* **Dataset excerpts**
* * * * * * * * *

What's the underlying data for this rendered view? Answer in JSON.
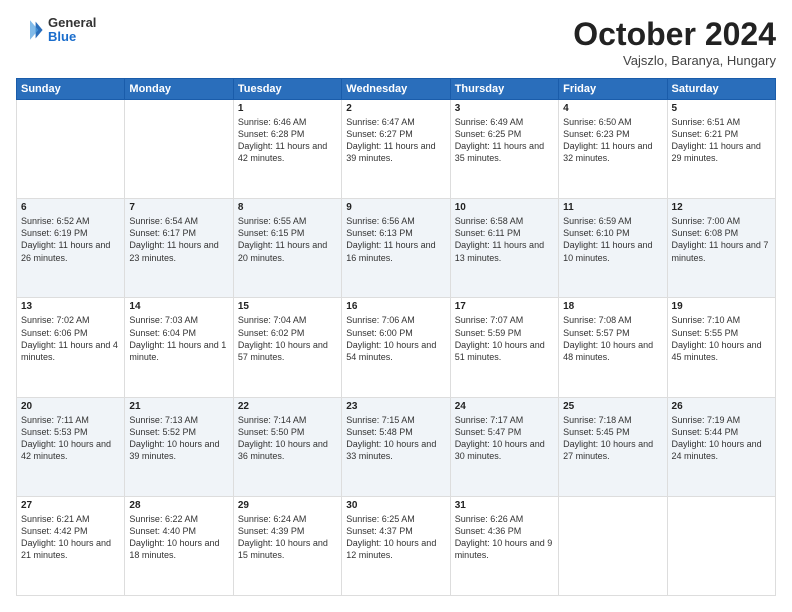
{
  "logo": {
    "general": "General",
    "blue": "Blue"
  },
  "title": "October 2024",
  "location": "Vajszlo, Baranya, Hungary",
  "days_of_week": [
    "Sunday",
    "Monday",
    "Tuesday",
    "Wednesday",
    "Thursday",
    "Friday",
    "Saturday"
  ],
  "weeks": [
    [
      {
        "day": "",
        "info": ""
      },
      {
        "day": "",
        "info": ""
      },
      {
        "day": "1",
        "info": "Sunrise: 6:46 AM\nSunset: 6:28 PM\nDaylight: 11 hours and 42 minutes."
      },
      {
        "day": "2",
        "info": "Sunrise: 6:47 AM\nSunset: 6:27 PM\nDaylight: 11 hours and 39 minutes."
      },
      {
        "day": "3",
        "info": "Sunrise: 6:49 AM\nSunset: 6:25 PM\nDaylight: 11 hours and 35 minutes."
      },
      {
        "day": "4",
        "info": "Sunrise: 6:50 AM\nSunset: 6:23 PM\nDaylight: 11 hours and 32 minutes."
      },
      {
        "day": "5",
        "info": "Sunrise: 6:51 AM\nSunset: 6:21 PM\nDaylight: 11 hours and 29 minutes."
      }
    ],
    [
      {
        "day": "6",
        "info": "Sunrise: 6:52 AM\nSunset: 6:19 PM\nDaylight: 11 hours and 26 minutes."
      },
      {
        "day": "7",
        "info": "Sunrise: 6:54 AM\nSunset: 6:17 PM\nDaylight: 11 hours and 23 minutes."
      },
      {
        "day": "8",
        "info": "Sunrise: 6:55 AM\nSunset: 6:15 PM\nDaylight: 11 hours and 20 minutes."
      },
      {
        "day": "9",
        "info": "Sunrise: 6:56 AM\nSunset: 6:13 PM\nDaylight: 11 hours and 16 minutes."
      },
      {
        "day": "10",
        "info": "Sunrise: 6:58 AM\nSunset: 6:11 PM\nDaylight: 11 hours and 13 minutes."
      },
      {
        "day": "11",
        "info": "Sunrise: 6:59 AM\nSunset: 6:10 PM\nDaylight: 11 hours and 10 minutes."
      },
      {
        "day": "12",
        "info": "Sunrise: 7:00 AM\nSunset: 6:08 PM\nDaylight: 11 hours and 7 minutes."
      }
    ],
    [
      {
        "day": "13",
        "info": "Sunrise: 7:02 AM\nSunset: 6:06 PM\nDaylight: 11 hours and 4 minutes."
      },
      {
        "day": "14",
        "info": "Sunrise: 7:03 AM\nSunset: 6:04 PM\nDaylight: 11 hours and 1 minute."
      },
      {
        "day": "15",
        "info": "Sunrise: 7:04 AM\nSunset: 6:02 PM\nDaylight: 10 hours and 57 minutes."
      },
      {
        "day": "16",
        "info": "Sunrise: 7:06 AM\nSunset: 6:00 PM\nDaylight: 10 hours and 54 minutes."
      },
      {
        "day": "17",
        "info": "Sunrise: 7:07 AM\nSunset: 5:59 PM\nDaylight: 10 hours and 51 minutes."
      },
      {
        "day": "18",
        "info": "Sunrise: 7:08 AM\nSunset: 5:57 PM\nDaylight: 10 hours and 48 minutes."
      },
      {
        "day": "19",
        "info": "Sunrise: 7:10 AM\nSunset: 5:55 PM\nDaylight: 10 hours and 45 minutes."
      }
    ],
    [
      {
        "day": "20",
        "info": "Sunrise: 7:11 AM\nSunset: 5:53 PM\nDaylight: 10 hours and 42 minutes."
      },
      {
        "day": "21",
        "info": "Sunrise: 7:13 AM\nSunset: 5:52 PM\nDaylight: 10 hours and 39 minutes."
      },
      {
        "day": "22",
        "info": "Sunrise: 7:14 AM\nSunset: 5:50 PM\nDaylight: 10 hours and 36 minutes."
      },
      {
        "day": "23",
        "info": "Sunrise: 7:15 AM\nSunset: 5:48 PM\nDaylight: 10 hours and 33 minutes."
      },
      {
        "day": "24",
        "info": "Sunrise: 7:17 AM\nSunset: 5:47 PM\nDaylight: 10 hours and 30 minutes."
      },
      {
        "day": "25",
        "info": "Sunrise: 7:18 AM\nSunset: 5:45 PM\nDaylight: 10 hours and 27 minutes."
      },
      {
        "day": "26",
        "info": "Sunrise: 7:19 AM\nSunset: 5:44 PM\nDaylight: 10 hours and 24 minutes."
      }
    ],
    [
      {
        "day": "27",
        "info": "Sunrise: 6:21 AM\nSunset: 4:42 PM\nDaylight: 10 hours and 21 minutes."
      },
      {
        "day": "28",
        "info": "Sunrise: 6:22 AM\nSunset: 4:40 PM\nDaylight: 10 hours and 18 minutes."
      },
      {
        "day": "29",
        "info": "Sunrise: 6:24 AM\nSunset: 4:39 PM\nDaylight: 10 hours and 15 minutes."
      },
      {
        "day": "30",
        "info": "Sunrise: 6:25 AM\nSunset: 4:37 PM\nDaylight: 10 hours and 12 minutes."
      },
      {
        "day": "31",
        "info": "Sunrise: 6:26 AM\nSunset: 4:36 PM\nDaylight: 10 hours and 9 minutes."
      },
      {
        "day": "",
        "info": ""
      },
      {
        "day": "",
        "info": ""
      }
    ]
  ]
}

* * * * * * * * *

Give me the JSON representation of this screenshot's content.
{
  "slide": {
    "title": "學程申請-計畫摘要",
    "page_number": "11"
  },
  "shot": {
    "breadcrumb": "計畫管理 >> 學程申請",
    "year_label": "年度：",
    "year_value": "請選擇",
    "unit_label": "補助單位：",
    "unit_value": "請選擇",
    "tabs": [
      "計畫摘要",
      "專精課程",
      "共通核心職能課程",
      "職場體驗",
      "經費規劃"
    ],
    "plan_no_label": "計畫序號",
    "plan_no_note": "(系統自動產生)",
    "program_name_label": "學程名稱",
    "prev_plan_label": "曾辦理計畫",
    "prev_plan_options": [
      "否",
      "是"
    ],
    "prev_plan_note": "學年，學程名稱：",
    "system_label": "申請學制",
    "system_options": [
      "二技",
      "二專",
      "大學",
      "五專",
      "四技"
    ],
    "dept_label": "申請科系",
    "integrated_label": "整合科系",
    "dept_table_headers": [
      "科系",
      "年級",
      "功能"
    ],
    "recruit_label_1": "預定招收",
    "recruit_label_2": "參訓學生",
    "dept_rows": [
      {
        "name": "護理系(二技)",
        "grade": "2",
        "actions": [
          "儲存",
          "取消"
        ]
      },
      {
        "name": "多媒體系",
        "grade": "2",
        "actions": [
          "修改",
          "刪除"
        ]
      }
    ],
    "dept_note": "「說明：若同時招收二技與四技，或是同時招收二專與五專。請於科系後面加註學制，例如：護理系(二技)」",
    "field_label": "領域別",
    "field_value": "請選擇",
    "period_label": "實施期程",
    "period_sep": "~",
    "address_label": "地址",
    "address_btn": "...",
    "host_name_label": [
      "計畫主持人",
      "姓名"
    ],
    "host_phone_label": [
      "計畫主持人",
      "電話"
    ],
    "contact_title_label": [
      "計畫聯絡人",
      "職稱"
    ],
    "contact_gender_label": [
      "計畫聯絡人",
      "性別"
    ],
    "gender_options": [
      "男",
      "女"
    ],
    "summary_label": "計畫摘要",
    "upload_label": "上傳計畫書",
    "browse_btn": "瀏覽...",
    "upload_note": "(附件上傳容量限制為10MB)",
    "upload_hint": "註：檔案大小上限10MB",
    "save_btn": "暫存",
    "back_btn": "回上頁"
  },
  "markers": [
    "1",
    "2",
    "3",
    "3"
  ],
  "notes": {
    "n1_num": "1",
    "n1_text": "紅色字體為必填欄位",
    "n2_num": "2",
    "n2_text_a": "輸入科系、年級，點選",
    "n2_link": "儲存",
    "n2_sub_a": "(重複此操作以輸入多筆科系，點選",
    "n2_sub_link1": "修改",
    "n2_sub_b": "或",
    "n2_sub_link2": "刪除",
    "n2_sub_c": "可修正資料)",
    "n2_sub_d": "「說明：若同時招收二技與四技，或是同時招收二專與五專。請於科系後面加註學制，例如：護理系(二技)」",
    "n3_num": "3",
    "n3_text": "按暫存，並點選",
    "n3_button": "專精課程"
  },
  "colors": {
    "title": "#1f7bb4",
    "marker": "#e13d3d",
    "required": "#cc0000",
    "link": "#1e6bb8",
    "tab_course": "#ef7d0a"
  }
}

* * * * * * * * *

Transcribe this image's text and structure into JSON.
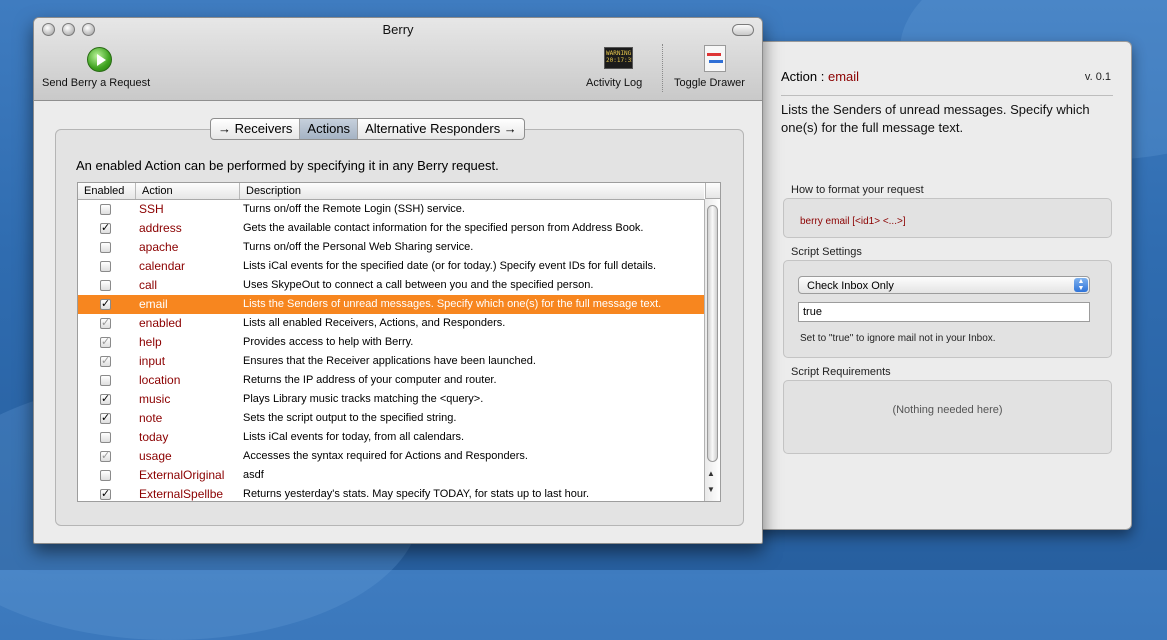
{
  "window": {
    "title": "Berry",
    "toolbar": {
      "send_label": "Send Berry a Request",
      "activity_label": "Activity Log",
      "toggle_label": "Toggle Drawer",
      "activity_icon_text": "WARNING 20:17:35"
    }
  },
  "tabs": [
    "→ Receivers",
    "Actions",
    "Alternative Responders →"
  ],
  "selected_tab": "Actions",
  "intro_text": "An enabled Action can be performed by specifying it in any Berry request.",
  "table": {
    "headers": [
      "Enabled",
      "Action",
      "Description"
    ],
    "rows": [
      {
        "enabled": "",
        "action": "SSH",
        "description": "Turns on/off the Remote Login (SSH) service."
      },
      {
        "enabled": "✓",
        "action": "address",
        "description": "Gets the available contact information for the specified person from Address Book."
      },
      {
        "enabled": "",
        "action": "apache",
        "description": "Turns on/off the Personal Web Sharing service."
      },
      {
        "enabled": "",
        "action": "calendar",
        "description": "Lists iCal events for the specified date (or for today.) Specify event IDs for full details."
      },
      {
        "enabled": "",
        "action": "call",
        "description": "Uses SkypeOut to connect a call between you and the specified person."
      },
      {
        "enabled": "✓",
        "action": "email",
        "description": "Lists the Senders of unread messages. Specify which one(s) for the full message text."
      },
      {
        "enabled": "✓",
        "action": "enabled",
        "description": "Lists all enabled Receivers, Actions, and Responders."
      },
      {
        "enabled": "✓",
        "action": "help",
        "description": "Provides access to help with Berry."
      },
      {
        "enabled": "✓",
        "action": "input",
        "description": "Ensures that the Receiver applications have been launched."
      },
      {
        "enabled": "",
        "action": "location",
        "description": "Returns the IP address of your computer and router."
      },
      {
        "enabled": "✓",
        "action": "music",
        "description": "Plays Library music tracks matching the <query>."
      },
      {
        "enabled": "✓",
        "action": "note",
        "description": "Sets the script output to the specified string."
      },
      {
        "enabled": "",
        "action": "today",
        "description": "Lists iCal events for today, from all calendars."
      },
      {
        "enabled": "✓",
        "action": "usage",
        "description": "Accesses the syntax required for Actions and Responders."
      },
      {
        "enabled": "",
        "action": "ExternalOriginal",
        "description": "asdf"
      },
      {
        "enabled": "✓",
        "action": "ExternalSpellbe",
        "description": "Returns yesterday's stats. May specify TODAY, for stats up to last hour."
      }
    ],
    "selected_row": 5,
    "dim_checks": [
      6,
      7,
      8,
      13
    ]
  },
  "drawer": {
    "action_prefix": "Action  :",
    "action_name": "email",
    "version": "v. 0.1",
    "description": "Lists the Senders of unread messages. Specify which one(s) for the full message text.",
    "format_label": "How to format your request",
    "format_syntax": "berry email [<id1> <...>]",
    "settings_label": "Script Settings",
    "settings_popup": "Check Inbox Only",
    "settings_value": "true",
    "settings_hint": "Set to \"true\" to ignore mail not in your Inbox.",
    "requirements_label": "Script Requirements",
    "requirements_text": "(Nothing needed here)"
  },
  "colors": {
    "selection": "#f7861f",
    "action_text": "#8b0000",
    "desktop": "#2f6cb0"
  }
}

* * * * * * * * *

* **Objective**
In the records above, locate the lines holding the word "this". Copy each of them.

* **Written solution**
What's the underlying data for this rendered view? Answer in JSON.
Give me the JSON representation of this screenshot's content.
Transcribe this image's text and structure into JSON.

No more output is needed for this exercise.